- **Stated problem**
Output all lines exactly, with nothing added or dropped.

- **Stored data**
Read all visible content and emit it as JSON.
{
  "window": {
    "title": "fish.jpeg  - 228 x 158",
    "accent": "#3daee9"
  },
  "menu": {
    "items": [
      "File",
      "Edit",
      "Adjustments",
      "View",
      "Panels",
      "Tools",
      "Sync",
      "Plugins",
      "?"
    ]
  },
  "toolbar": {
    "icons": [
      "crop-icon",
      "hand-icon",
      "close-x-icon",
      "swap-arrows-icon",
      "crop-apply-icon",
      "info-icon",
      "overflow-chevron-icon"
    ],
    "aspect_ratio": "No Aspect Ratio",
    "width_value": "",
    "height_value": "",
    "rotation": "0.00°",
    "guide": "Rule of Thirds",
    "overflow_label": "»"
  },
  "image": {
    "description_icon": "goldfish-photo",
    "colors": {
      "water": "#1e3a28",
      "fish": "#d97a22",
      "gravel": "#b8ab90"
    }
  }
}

- **Exercise response**
Read all visible content and emit it as JSON.
{
  "window": {
    "title": "fish.jpeg  - 228 x 158",
    "accent": "#3daee9"
  },
  "menu": {
    "items": [
      "File",
      "Edit",
      "Adjustments",
      "View",
      "Panels",
      "Tools",
      "Sync",
      "Plugins",
      "?"
    ]
  },
  "toolbar": {
    "icons": [
      "crop-icon",
      "hand-icon",
      "close-x-icon",
      "swap-arrows-icon",
      "crop-apply-icon",
      "info-icon",
      "overflow-chevron-icon"
    ],
    "aspect_ratio": "No Aspect Ratio",
    "width_value": "",
    "height_value": "",
    "rotation": "0.00°",
    "guide": "Rule of Thirds",
    "overflow_label": "»"
  },
  "image": {
    "description_icon": "goldfish-photo",
    "colors": {
      "water": "#1e3a28",
      "fish": "#d97a22",
      "gravel": "#b8ab90"
    }
  }
}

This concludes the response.